# [Written request]
Pull out every line of the listing below where "ISSN" appears.

# [Recorded data]
+++

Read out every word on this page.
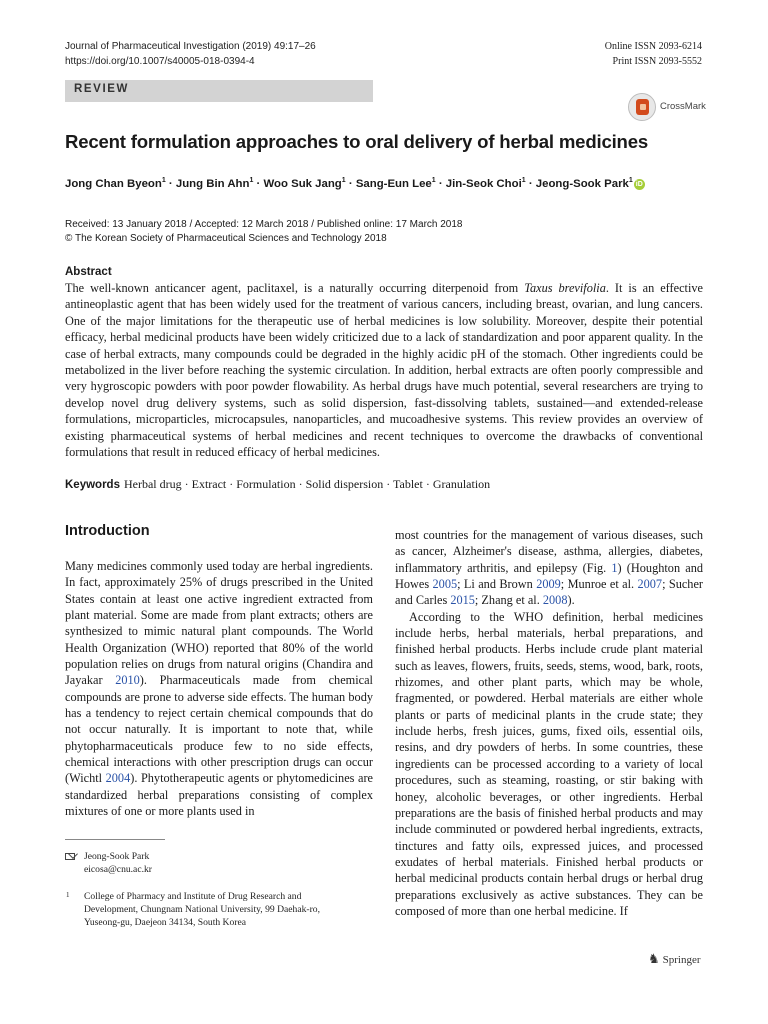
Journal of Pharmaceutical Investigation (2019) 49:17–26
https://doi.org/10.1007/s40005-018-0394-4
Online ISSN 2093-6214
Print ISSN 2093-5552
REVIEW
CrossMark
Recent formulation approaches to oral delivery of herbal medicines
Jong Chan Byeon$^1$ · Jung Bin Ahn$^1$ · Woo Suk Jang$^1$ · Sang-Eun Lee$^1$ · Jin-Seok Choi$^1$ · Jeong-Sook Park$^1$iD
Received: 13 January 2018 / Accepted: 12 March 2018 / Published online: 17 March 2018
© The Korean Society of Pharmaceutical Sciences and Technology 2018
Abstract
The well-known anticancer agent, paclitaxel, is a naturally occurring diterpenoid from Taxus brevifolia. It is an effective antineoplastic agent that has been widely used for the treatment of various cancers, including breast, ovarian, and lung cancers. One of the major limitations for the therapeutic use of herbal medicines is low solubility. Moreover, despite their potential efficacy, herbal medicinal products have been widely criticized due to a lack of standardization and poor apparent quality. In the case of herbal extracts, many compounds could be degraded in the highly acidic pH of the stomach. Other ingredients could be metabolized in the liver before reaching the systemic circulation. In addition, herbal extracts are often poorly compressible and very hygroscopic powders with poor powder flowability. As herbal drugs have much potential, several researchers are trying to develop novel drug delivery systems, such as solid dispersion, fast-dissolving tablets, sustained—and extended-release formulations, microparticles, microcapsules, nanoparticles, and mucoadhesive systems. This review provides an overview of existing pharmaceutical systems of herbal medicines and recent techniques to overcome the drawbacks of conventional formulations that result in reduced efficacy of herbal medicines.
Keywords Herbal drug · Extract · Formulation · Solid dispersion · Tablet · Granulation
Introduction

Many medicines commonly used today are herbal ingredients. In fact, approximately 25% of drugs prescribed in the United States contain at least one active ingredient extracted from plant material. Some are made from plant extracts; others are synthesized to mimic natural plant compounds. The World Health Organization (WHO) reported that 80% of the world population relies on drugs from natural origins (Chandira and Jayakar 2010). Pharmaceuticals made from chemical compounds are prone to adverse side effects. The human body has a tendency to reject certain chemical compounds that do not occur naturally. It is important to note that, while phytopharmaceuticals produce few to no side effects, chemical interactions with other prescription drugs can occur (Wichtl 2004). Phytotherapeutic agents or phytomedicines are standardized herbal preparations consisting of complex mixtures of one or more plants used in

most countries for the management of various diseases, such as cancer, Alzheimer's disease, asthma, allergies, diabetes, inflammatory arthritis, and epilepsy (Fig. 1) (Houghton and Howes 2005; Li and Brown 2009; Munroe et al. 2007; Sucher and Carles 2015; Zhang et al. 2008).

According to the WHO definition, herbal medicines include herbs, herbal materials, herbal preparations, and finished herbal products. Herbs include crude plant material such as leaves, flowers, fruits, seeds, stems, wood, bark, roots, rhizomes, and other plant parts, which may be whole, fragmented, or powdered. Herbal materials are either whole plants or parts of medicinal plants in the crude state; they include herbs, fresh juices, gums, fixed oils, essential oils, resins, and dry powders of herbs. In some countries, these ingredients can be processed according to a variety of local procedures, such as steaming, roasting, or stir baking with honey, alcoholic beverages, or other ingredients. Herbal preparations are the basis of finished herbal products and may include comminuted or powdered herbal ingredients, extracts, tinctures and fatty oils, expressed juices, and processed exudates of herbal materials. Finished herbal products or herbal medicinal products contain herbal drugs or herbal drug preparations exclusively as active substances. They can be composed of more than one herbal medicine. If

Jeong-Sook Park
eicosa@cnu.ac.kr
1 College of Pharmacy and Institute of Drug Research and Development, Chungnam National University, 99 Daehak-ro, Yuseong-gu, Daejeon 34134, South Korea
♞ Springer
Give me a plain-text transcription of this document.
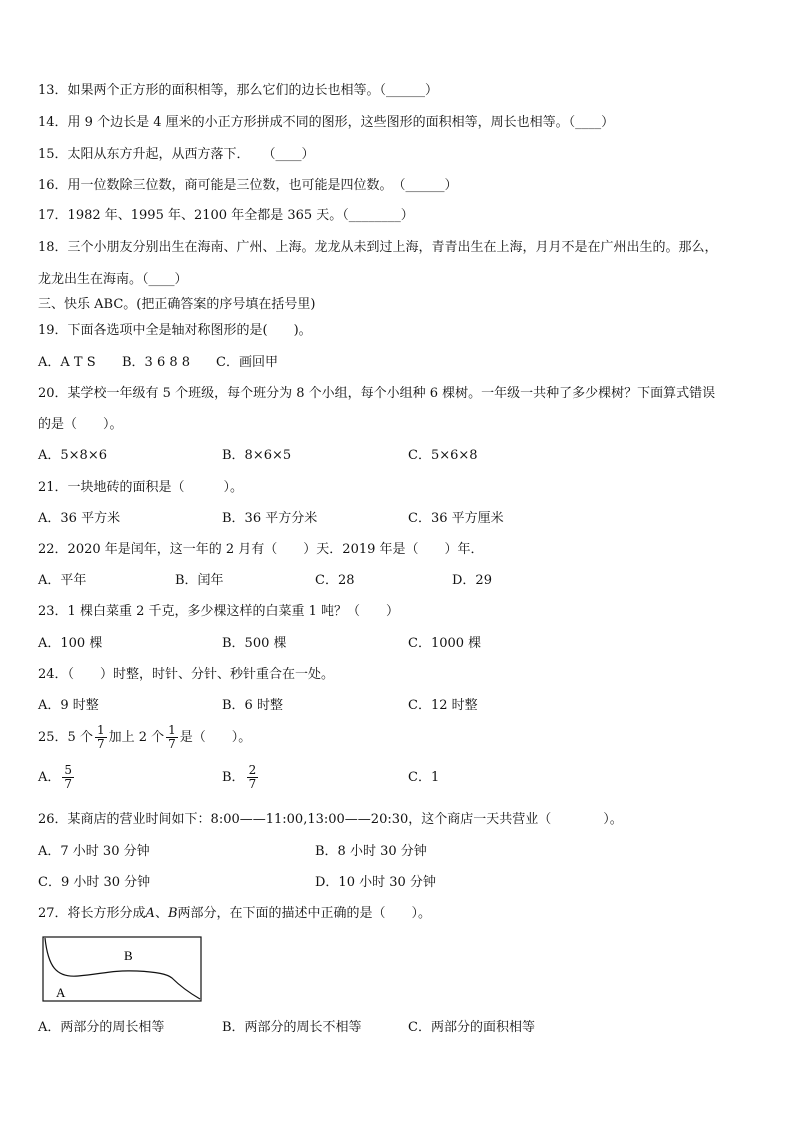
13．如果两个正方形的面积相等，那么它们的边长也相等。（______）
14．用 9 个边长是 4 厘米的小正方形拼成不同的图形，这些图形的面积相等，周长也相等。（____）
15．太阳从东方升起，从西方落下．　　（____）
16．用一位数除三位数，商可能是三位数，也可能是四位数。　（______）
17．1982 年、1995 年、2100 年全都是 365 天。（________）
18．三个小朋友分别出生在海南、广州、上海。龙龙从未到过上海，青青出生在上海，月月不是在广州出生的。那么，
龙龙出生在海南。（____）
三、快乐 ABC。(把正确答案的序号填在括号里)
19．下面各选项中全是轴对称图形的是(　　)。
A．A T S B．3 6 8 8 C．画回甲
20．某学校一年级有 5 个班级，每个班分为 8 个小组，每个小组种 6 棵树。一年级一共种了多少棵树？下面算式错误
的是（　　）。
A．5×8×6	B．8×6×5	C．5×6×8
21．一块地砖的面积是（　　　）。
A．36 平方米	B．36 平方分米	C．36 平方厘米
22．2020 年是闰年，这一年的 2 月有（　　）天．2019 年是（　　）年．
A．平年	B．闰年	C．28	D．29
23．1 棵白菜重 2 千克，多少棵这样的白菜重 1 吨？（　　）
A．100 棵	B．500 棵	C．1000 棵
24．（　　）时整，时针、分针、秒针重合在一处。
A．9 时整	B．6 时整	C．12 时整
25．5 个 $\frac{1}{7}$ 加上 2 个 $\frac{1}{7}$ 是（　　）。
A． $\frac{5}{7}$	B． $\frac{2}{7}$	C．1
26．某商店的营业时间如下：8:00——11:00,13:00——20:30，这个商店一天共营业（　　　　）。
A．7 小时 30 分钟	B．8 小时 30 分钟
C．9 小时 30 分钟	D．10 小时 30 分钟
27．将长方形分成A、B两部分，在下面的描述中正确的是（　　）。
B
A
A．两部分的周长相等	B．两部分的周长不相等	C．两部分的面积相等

+++

# [Correct result]
Online ISSN 2093-6214
Print ISSN 2093-5552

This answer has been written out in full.